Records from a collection

---

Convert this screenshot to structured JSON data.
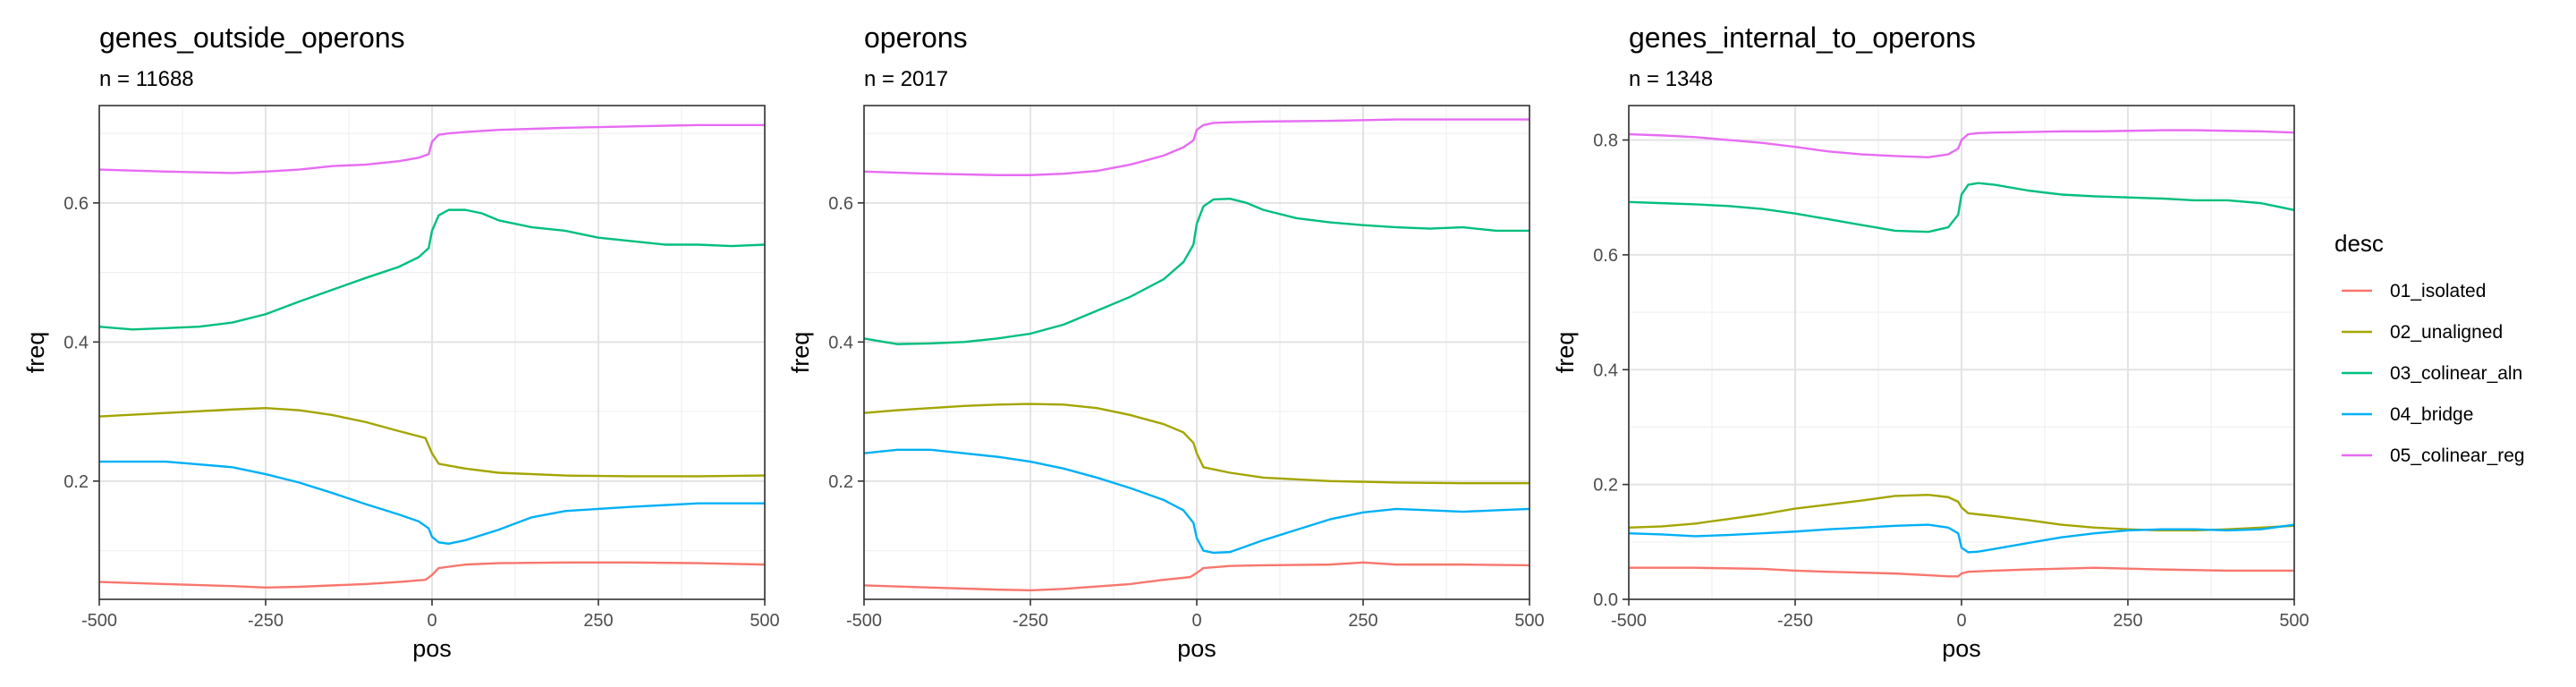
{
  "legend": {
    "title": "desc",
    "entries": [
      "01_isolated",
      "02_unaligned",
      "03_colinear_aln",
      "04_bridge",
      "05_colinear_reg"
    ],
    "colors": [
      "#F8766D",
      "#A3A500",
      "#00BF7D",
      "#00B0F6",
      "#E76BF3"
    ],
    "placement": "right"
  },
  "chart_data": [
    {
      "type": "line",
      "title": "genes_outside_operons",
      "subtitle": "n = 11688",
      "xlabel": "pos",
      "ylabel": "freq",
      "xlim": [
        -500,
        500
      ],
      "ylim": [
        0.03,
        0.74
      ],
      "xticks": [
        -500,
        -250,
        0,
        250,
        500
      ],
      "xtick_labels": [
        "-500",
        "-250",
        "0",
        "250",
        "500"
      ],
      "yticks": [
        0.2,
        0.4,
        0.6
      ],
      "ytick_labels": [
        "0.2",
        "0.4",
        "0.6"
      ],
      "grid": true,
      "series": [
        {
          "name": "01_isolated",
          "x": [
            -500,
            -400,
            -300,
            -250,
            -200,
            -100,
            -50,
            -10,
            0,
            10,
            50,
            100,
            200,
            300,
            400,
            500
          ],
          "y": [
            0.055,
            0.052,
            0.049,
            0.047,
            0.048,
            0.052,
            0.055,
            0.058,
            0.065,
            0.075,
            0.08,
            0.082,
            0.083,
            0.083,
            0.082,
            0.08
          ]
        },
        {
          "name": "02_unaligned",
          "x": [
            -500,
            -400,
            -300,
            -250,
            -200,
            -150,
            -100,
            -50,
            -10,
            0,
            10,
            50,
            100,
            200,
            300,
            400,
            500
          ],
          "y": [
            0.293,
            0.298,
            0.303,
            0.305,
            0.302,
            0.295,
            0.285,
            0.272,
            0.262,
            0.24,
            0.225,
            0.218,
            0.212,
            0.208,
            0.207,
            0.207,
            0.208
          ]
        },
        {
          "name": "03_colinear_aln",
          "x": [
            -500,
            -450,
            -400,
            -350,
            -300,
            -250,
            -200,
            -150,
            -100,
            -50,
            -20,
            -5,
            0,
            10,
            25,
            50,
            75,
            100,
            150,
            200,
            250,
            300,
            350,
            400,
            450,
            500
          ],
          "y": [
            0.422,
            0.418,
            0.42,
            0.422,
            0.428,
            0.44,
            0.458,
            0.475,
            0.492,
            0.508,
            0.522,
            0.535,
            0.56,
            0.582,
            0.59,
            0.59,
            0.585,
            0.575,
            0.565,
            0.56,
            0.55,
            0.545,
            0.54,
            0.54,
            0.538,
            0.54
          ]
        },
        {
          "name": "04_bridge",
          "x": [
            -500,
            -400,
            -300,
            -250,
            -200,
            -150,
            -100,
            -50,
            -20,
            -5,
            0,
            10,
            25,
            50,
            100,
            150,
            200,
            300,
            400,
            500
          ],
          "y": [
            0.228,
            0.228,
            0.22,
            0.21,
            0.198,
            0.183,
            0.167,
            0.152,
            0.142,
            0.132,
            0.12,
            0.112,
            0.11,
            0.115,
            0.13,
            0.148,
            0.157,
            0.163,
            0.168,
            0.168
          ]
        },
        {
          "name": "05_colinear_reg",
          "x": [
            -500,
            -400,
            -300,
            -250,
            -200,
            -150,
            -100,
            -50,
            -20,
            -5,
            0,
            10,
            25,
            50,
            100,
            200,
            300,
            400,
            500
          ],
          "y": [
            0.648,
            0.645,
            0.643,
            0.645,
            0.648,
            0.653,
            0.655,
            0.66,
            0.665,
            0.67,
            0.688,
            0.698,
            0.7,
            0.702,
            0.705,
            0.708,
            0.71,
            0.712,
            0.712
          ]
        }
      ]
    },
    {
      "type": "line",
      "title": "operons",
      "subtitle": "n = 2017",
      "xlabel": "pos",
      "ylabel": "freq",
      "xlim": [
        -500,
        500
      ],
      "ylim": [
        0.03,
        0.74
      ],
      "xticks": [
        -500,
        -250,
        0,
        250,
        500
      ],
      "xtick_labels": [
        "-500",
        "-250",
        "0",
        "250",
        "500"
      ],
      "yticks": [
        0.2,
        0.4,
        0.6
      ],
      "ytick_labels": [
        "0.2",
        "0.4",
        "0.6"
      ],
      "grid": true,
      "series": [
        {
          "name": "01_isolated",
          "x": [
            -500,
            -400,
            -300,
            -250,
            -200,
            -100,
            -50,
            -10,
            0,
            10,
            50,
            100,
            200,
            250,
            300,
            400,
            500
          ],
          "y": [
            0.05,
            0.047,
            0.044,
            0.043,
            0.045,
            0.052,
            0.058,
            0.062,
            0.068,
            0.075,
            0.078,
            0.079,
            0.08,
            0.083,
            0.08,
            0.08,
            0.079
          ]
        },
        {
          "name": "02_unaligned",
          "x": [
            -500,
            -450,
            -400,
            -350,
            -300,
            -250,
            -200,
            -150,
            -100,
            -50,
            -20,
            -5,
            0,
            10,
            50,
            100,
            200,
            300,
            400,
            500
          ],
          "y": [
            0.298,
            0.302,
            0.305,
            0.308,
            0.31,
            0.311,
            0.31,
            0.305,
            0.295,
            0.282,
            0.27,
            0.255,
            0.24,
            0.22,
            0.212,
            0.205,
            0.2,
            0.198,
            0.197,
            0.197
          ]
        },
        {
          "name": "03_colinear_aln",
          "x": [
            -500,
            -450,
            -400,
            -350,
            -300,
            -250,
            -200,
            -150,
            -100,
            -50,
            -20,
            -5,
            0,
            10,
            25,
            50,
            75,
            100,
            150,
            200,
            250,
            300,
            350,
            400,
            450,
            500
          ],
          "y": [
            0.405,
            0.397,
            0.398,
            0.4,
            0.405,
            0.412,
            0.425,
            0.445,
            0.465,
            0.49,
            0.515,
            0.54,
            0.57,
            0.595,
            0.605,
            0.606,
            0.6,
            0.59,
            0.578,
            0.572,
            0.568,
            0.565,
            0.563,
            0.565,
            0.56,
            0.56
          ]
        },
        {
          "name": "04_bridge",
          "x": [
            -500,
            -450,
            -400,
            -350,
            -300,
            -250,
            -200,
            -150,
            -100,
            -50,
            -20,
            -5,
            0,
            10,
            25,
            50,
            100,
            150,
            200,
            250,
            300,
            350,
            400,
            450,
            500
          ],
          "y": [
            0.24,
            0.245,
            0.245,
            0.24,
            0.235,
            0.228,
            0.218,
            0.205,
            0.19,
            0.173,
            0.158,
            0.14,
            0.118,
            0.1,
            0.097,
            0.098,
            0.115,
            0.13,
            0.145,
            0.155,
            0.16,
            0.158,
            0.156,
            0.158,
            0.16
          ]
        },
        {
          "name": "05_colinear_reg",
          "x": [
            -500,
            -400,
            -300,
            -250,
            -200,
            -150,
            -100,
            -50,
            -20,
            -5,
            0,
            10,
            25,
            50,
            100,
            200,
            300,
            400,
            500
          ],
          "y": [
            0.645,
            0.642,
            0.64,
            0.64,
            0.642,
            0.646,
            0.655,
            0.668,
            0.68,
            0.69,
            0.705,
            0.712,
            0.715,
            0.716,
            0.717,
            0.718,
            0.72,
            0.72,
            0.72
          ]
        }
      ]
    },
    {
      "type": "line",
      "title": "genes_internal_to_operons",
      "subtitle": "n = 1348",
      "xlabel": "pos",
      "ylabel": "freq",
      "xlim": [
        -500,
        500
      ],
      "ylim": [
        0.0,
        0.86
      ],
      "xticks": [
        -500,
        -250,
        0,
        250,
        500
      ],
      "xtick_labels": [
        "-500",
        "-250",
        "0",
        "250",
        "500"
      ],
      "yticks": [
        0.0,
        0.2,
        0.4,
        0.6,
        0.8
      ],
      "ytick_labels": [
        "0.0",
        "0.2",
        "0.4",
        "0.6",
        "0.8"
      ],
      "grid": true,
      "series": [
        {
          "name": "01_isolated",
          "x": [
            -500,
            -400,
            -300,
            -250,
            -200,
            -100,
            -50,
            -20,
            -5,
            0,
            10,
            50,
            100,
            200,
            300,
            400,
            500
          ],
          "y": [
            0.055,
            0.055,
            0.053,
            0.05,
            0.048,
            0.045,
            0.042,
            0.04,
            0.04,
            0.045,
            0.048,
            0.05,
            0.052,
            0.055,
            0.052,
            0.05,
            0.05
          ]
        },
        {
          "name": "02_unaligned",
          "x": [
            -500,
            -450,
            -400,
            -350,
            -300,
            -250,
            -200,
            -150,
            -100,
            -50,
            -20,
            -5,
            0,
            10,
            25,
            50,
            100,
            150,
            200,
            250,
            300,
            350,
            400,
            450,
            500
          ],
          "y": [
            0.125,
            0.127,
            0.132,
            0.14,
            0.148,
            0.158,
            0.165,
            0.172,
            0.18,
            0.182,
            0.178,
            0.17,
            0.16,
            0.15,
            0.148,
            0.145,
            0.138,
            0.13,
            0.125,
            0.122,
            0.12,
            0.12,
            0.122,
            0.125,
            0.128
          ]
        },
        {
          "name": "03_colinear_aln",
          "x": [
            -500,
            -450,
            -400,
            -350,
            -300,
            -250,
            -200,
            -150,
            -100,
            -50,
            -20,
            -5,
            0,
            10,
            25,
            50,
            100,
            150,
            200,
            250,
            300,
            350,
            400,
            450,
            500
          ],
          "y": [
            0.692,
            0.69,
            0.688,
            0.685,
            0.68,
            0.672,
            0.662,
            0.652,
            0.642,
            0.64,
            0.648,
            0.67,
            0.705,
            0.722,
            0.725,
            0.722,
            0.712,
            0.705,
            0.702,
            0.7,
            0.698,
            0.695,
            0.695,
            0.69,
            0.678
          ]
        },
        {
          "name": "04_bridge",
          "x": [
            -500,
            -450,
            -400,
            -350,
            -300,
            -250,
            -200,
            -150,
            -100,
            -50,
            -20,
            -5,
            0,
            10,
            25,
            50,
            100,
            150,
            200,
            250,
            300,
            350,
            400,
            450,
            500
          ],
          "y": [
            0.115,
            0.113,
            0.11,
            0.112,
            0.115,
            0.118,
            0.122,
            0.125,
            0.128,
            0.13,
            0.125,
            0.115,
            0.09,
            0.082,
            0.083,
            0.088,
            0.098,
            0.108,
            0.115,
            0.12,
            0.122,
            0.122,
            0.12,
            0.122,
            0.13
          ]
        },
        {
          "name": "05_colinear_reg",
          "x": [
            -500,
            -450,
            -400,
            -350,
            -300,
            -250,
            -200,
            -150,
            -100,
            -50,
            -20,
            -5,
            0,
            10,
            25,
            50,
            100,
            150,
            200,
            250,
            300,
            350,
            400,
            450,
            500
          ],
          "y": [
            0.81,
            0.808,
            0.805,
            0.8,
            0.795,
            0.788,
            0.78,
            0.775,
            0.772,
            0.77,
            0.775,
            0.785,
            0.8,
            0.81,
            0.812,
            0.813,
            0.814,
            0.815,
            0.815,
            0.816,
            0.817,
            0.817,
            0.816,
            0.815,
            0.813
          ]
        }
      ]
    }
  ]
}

---

▶ _Your objective_:
Lines from the entries that contain the string "subtitle" must be found and copied.

▶ _Solution to the exercise_:
      "subtitle": "n = 11688",
      "subtitle": "n = 2017",
      "subtitle": "n = 1348",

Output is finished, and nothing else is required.